A block of data:

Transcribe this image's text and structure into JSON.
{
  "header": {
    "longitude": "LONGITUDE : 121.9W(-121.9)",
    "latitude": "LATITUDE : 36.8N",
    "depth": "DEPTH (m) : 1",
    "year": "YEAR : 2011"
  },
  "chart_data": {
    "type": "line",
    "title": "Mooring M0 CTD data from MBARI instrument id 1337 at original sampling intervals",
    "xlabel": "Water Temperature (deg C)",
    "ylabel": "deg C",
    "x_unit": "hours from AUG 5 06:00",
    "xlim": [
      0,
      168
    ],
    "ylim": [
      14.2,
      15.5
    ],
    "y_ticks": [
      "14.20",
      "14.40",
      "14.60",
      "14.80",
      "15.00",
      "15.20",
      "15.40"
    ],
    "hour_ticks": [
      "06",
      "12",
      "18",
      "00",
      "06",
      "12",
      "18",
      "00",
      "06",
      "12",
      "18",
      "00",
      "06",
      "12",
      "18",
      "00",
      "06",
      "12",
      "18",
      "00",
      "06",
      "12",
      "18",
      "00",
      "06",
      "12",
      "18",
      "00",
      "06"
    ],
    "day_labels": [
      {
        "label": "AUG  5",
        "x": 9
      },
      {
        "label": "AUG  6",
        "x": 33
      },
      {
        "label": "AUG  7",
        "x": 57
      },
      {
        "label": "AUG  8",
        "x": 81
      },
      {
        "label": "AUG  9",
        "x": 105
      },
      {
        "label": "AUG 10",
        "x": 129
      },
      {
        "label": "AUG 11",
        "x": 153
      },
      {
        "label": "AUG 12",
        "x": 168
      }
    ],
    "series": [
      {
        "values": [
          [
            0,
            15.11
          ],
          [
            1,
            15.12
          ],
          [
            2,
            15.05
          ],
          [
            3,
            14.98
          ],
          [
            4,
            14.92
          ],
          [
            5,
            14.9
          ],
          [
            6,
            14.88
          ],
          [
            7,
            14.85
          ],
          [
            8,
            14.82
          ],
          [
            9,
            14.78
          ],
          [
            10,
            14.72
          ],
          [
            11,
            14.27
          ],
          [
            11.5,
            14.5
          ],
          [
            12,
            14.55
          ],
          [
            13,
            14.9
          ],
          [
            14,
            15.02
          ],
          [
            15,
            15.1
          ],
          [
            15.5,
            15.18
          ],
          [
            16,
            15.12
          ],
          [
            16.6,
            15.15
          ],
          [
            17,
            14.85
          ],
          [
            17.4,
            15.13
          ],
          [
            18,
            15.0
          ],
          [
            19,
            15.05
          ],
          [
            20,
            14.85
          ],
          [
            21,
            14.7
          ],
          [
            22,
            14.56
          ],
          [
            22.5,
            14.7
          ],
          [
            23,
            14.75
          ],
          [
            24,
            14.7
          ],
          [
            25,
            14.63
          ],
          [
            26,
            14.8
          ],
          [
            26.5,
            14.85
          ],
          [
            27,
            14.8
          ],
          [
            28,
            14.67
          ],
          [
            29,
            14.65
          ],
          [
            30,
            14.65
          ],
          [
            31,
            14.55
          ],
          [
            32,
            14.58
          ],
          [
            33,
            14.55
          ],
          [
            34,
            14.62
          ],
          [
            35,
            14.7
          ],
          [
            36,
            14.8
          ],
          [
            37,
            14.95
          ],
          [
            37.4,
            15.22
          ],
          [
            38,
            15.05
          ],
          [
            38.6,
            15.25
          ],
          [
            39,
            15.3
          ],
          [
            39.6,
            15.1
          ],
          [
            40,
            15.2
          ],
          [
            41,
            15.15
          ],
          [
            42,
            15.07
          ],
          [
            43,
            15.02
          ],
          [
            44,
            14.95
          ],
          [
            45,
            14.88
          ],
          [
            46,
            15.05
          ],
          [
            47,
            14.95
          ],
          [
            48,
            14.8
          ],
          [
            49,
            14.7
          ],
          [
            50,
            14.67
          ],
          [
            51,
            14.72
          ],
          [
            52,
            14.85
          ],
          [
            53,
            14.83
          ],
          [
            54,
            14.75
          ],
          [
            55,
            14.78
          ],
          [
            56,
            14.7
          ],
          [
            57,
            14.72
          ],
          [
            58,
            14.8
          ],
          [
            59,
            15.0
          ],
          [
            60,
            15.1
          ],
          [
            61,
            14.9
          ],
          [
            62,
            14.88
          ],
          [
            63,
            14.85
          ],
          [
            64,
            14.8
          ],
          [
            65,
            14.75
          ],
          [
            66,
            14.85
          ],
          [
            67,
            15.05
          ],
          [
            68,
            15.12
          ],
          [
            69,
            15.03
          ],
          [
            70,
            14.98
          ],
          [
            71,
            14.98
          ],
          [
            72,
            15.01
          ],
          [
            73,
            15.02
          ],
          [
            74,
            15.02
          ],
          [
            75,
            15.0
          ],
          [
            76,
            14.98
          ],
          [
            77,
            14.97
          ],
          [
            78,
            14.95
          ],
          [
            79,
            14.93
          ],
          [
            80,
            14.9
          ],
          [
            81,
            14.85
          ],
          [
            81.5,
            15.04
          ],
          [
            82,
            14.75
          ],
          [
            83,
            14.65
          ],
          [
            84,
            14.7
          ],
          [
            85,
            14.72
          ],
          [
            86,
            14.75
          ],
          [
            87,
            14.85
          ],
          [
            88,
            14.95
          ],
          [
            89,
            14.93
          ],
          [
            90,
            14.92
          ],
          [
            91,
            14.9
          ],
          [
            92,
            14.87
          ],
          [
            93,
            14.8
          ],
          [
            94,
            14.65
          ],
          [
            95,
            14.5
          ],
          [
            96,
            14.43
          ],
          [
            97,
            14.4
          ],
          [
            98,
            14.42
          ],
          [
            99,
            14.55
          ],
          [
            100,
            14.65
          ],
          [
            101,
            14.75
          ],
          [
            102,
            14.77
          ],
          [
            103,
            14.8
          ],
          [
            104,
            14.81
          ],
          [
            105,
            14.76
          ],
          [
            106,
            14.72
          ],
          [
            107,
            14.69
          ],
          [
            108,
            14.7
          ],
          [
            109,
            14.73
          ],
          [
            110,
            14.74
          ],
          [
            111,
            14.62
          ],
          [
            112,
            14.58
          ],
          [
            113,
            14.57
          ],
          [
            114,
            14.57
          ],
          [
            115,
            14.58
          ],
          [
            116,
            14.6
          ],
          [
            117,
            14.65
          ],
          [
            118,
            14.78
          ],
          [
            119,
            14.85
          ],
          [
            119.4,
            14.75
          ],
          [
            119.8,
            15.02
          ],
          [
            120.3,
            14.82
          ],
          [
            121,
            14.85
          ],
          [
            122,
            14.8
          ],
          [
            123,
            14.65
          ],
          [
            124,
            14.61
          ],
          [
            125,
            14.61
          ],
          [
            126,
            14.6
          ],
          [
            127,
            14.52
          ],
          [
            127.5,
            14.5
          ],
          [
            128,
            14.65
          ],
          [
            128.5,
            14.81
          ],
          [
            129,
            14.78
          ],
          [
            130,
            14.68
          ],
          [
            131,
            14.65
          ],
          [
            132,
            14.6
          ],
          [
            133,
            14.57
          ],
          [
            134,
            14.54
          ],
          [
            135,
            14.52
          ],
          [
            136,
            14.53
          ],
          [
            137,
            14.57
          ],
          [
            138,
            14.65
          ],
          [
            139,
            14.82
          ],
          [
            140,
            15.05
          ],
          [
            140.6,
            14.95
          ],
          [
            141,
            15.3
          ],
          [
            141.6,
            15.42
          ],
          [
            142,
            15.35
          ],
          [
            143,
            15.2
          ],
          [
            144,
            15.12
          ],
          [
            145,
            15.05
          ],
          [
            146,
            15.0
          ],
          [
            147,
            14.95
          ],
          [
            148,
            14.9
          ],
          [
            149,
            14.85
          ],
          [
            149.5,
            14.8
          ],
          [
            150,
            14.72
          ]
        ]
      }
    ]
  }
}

■ **The request**
Print all of the entries exactly as they appear.

■ **Answer for this exercise**
Transcribe this image's text and structure into JSON.
{
  "header": {
    "longitude": "LONGITUDE : 121.9W(-121.9)",
    "latitude": "LATITUDE : 36.8N",
    "depth": "DEPTH (m) : 1",
    "year": "YEAR : 2011"
  },
  "chart_data": {
    "type": "line",
    "title": "Mooring M0 CTD data from MBARI instrument id 1337 at original sampling intervals",
    "xlabel": "Water Temperature (deg C)",
    "ylabel": "deg C",
    "x_unit": "hours from AUG 5 06:00",
    "xlim": [
      0,
      168
    ],
    "ylim": [
      14.2,
      15.5
    ],
    "y_ticks": [
      "14.20",
      "14.40",
      "14.60",
      "14.80",
      "15.00",
      "15.20",
      "15.40"
    ],
    "hour_ticks": [
      "06",
      "12",
      "18",
      "00",
      "06",
      "12",
      "18",
      "00",
      "06",
      "12",
      "18",
      "00",
      "06",
      "12",
      "18",
      "00",
      "06",
      "12",
      "18",
      "00",
      "06",
      "12",
      "18",
      "00",
      "06",
      "12",
      "18",
      "00",
      "06"
    ],
    "day_labels": [
      {
        "label": "AUG  5",
        "x": 9
      },
      {
        "label": "AUG  6",
        "x": 33
      },
      {
        "label": "AUG  7",
        "x": 57
      },
      {
        "label": "AUG  8",
        "x": 81
      },
      {
        "label": "AUG  9",
        "x": 105
      },
      {
        "label": "AUG 10",
        "x": 129
      },
      {
        "label": "AUG 11",
        "x": 153
      },
      {
        "label": "AUG 12",
        "x": 168
      }
    ],
    "series": [
      {
        "values": [
          [
            0,
            15.11
          ],
          [
            1,
            15.12
          ],
          [
            2,
            15.05
          ],
          [
            3,
            14.98
          ],
          [
            4,
            14.92
          ],
          [
            5,
            14.9
          ],
          [
            6,
            14.88
          ],
          [
            7,
            14.85
          ],
          [
            8,
            14.82
          ],
          [
            9,
            14.78
          ],
          [
            10,
            14.72
          ],
          [
            11,
            14.27
          ],
          [
            11.5,
            14.5
          ],
          [
            12,
            14.55
          ],
          [
            13,
            14.9
          ],
          [
            14,
            15.02
          ],
          [
            15,
            15.1
          ],
          [
            15.5,
            15.18
          ],
          [
            16,
            15.12
          ],
          [
            16.6,
            15.15
          ],
          [
            17,
            14.85
          ],
          [
            17.4,
            15.13
          ],
          [
            18,
            15.0
          ],
          [
            19,
            15.05
          ],
          [
            20,
            14.85
          ],
          [
            21,
            14.7
          ],
          [
            22,
            14.56
          ],
          [
            22.5,
            14.7
          ],
          [
            23,
            14.75
          ],
          [
            24,
            14.7
          ],
          [
            25,
            14.63
          ],
          [
            26,
            14.8
          ],
          [
            26.5,
            14.85
          ],
          [
            27,
            14.8
          ],
          [
            28,
            14.67
          ],
          [
            29,
            14.65
          ],
          [
            30,
            14.65
          ],
          [
            31,
            14.55
          ],
          [
            32,
            14.58
          ],
          [
            33,
            14.55
          ],
          [
            34,
            14.62
          ],
          [
            35,
            14.7
          ],
          [
            36,
            14.8
          ],
          [
            37,
            14.95
          ],
          [
            37.4,
            15.22
          ],
          [
            38,
            15.05
          ],
          [
            38.6,
            15.25
          ],
          [
            39,
            15.3
          ],
          [
            39.6,
            15.1
          ],
          [
            40,
            15.2
          ],
          [
            41,
            15.15
          ],
          [
            42,
            15.07
          ],
          [
            43,
            15.02
          ],
          [
            44,
            14.95
          ],
          [
            45,
            14.88
          ],
          [
            46,
            15.05
          ],
          [
            47,
            14.95
          ],
          [
            48,
            14.8
          ],
          [
            49,
            14.7
          ],
          [
            50,
            14.67
          ],
          [
            51,
            14.72
          ],
          [
            52,
            14.85
          ],
          [
            53,
            14.83
          ],
          [
            54,
            14.75
          ],
          [
            55,
            14.78
          ],
          [
            56,
            14.7
          ],
          [
            57,
            14.72
          ],
          [
            58,
            14.8
          ],
          [
            59,
            15.0
          ],
          [
            60,
            15.1
          ],
          [
            61,
            14.9
          ],
          [
            62,
            14.88
          ],
          [
            63,
            14.85
          ],
          [
            64,
            14.8
          ],
          [
            65,
            14.75
          ],
          [
            66,
            14.85
          ],
          [
            67,
            15.05
          ],
          [
            68,
            15.12
          ],
          [
            69,
            15.03
          ],
          [
            70,
            14.98
          ],
          [
            71,
            14.98
          ],
          [
            72,
            15.01
          ],
          [
            73,
            15.02
          ],
          [
            74,
            15.02
          ],
          [
            75,
            15.0
          ],
          [
            76,
            14.98
          ],
          [
            77,
            14.97
          ],
          [
            78,
            14.95
          ],
          [
            79,
            14.93
          ],
          [
            80,
            14.9
          ],
          [
            81,
            14.85
          ],
          [
            81.5,
            15.04
          ],
          [
            82,
            14.75
          ],
          [
            83,
            14.65
          ],
          [
            84,
            14.7
          ],
          [
            85,
            14.72
          ],
          [
            86,
            14.75
          ],
          [
            87,
            14.85
          ],
          [
            88,
            14.95
          ],
          [
            89,
            14.93
          ],
          [
            90,
            14.92
          ],
          [
            91,
            14.9
          ],
          [
            92,
            14.87
          ],
          [
            93,
            14.8
          ],
          [
            94,
            14.65
          ],
          [
            95,
            14.5
          ],
          [
            96,
            14.43
          ],
          [
            97,
            14.4
          ],
          [
            98,
            14.42
          ],
          [
            99,
            14.55
          ],
          [
            100,
            14.65
          ],
          [
            101,
            14.75
          ],
          [
            102,
            14.77
          ],
          [
            103,
            14.8
          ],
          [
            104,
            14.81
          ],
          [
            105,
            14.76
          ],
          [
            106,
            14.72
          ],
          [
            107,
            14.69
          ],
          [
            108,
            14.7
          ],
          [
            109,
            14.73
          ],
          [
            110,
            14.74
          ],
          [
            111,
            14.62
          ],
          [
            112,
            14.58
          ],
          [
            113,
            14.57
          ],
          [
            114,
            14.57
          ],
          [
            115,
            14.58
          ],
          [
            116,
            14.6
          ],
          [
            117,
            14.65
          ],
          [
            118,
            14.78
          ],
          [
            119,
            14.85
          ],
          [
            119.4,
            14.75
          ],
          [
            119.8,
            15.02
          ],
          [
            120.3,
            14.82
          ],
          [
            121,
            14.85
          ],
          [
            122,
            14.8
          ],
          [
            123,
            14.65
          ],
          [
            124,
            14.61
          ],
          [
            125,
            14.61
          ],
          [
            126,
            14.6
          ],
          [
            127,
            14.52
          ],
          [
            127.5,
            14.5
          ],
          [
            128,
            14.65
          ],
          [
            128.5,
            14.81
          ],
          [
            129,
            14.78
          ],
          [
            130,
            14.68
          ],
          [
            131,
            14.65
          ],
          [
            132,
            14.6
          ],
          [
            133,
            14.57
          ],
          [
            134,
            14.54
          ],
          [
            135,
            14.52
          ],
          [
            136,
            14.53
          ],
          [
            137,
            14.57
          ],
          [
            138,
            14.65
          ],
          [
            139,
            14.82
          ],
          [
            140,
            15.05
          ],
          [
            140.6,
            14.95
          ],
          [
            141,
            15.3
          ],
          [
            141.6,
            15.42
          ],
          [
            142,
            15.35
          ],
          [
            143,
            15.2
          ],
          [
            144,
            15.12
          ],
          [
            145,
            15.05
          ],
          [
            146,
            15.0
          ],
          [
            147,
            14.95
          ],
          [
            148,
            14.9
          ],
          [
            149,
            14.85
          ],
          [
            149.5,
            14.8
          ],
          [
            150,
            14.72
          ]
        ]
      }
    ]
  }
}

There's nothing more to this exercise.